[Dataset rows]
..........
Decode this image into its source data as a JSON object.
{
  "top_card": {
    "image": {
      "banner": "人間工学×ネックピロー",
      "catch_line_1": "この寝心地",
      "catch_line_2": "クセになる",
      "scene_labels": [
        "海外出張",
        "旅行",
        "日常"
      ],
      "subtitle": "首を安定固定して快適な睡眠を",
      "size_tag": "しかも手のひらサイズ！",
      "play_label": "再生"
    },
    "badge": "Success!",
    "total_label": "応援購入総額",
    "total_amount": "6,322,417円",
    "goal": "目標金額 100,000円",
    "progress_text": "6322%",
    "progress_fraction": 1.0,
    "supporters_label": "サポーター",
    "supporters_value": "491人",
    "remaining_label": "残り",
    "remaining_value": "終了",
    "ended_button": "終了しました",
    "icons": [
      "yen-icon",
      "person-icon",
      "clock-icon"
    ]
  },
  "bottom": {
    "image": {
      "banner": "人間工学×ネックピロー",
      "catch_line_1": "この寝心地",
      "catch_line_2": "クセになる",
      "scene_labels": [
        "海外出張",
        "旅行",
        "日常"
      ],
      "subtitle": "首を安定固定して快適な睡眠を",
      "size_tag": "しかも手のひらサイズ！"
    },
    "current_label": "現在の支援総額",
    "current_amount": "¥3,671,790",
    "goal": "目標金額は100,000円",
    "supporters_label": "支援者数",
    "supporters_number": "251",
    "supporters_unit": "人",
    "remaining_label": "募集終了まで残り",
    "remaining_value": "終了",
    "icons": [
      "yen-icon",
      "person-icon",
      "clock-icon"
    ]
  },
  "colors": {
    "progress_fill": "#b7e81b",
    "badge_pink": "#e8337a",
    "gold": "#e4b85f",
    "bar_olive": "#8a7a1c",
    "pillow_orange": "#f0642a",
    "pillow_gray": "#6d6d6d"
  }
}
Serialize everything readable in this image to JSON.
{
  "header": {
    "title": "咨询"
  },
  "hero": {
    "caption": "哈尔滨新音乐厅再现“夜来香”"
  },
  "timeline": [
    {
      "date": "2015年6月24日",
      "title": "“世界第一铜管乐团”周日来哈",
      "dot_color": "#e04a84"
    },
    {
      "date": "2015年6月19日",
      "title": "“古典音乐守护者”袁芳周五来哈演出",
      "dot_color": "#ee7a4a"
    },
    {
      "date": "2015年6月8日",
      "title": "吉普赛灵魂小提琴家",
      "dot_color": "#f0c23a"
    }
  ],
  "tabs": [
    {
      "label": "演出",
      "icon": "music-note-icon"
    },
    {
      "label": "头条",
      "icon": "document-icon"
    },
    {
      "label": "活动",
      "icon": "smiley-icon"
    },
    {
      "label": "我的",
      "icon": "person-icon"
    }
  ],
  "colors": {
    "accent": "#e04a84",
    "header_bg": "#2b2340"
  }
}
..........
REQUIREMENTS » Copy down every line of the material above that includes the string "goal".

THE ANSWER »
    "goal": "目標金額 100,000円",
    "goal": "目標金額は100,000円",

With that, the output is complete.